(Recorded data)
☆ ☆ ☆

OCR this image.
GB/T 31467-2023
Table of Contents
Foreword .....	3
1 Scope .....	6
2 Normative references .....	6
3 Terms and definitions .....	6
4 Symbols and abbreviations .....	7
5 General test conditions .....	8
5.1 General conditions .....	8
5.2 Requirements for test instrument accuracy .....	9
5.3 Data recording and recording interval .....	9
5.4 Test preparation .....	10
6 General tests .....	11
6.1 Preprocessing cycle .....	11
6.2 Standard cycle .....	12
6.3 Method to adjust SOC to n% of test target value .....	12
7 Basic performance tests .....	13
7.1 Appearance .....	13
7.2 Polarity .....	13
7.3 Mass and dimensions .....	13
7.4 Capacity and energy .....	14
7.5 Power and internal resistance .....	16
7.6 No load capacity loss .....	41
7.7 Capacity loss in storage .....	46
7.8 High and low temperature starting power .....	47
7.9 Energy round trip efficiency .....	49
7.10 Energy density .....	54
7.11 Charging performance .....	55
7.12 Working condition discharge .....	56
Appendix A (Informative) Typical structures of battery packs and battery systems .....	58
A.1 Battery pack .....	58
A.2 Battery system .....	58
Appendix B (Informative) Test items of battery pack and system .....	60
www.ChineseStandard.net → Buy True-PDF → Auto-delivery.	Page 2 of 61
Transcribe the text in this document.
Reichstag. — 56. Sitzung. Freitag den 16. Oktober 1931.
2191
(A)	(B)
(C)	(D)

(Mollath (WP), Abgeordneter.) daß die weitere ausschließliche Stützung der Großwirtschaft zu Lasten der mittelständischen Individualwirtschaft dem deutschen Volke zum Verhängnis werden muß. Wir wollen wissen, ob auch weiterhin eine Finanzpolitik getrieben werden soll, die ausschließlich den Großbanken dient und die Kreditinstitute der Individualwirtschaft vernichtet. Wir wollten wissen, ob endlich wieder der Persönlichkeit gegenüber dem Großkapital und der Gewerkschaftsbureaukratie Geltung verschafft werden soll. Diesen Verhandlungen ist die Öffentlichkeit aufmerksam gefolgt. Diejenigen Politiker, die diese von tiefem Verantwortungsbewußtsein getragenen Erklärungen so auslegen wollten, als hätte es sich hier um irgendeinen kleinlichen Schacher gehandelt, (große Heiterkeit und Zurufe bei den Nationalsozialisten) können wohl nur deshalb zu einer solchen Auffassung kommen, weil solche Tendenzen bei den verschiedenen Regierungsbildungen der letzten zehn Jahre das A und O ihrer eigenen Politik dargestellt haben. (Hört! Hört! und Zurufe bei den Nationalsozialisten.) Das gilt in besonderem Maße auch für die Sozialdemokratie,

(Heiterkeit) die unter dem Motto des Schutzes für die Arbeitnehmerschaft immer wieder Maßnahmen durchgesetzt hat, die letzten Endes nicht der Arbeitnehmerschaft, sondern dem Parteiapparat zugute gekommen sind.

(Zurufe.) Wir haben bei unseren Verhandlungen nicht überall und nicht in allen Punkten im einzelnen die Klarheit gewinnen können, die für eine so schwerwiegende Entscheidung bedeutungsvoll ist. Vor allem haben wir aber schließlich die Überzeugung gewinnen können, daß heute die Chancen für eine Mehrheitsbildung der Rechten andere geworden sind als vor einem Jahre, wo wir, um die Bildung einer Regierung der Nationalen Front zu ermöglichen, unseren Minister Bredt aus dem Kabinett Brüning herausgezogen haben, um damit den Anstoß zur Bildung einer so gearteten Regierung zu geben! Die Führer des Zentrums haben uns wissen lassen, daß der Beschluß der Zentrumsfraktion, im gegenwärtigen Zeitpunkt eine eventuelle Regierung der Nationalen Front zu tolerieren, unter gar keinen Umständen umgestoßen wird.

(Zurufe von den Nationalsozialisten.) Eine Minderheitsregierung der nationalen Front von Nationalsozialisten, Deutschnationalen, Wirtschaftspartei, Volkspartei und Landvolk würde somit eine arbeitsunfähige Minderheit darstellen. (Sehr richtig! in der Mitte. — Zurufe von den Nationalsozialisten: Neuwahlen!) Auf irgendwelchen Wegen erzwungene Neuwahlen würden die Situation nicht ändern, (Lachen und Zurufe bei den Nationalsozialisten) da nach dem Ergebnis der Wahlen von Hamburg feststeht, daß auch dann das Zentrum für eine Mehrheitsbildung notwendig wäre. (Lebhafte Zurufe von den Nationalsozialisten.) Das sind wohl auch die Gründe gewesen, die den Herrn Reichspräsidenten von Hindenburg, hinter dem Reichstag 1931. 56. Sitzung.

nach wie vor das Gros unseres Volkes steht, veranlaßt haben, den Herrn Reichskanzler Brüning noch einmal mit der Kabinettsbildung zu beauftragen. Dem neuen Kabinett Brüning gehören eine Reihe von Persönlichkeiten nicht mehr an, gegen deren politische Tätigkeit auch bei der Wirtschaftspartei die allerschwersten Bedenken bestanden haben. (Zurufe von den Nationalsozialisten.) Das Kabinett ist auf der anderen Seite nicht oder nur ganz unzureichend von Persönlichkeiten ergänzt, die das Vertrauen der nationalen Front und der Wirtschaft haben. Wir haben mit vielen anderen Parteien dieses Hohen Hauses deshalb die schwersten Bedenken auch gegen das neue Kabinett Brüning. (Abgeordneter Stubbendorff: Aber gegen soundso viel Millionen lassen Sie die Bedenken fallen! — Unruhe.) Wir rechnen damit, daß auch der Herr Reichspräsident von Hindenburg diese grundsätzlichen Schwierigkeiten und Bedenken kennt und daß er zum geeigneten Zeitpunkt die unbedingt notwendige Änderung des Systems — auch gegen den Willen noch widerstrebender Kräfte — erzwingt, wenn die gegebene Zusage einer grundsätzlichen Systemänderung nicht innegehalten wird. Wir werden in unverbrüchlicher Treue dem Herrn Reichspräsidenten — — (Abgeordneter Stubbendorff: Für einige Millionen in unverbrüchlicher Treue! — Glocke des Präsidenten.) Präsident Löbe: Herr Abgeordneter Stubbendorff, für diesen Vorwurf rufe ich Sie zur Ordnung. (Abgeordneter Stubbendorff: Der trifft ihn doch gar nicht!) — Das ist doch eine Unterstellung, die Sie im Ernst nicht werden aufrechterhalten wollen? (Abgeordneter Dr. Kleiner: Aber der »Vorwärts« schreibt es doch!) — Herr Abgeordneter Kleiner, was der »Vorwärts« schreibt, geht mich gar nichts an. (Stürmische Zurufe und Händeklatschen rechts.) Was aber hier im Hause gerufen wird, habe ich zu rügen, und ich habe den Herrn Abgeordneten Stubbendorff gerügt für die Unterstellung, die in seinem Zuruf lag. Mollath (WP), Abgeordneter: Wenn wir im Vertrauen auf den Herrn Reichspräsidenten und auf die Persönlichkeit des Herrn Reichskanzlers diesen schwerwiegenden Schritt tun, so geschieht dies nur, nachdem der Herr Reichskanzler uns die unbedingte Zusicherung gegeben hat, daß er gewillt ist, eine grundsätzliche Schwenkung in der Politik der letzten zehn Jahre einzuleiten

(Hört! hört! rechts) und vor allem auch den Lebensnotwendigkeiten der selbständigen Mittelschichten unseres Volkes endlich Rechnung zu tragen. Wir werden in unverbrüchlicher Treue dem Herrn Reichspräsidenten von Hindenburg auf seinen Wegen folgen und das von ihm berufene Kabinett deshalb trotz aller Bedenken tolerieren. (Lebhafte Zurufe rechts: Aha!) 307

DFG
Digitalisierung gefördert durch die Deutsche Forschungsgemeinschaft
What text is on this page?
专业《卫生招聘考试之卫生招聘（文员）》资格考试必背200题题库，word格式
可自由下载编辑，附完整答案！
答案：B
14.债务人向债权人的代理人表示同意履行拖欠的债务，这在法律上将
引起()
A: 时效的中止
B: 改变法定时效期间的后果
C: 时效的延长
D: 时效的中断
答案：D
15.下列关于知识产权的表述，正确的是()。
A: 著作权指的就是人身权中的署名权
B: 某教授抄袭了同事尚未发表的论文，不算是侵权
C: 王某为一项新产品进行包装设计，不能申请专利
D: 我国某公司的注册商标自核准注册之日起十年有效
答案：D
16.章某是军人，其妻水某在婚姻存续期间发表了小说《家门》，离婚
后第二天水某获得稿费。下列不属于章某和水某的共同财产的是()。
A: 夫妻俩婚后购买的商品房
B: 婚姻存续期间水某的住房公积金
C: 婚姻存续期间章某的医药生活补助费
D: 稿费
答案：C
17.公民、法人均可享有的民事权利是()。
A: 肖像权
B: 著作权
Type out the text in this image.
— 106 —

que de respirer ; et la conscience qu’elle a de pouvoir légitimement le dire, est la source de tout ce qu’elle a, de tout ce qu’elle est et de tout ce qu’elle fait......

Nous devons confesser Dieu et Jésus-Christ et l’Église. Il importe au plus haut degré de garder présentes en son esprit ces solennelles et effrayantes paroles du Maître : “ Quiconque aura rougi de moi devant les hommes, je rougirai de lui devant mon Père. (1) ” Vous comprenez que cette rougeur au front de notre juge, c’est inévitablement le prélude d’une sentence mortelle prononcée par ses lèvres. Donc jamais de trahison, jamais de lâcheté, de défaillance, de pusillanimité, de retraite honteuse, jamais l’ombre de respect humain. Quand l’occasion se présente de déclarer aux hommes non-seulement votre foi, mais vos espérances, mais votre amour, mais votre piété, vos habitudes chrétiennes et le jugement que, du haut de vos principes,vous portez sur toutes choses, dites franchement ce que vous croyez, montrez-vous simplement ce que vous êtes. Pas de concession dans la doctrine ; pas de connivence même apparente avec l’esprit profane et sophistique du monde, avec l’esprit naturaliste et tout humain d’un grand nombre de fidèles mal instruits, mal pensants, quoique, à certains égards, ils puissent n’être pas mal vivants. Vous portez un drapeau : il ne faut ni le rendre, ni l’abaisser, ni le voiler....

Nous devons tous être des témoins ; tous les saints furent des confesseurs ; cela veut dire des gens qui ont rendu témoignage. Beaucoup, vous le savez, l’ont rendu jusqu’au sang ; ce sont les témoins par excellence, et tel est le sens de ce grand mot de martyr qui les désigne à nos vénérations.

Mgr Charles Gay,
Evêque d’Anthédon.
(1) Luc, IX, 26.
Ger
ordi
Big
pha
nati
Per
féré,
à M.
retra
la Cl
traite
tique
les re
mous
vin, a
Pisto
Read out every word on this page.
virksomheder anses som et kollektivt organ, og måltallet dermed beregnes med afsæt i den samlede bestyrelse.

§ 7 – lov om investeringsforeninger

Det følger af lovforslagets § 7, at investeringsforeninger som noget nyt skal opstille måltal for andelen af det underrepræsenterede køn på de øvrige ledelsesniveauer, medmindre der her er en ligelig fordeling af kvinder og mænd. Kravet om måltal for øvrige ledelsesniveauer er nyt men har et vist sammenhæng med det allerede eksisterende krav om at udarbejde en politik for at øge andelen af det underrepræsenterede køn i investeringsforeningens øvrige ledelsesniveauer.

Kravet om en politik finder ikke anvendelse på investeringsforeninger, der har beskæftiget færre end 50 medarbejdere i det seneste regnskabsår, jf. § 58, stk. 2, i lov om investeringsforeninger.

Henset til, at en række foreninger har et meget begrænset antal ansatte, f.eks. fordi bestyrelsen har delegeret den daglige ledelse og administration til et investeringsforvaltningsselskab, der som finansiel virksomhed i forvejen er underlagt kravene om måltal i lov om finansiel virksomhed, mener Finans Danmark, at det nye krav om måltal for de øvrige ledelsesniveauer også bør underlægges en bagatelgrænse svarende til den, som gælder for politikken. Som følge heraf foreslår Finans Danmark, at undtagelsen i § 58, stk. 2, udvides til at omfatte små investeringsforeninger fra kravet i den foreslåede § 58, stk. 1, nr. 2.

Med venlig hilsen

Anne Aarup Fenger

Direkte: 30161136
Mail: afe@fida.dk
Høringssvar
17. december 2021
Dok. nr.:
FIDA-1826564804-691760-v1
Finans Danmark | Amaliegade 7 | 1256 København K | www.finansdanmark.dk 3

☆ ☆ ☆

# [INSTRUCTIONS FOR THE TASK]
Search the data above for the string "General" and return every line that has it.

# [RESPONSE TO THE TASK]
5 General test conditions .....	8
5.1 General conditions .....	8
6 General tests .....	11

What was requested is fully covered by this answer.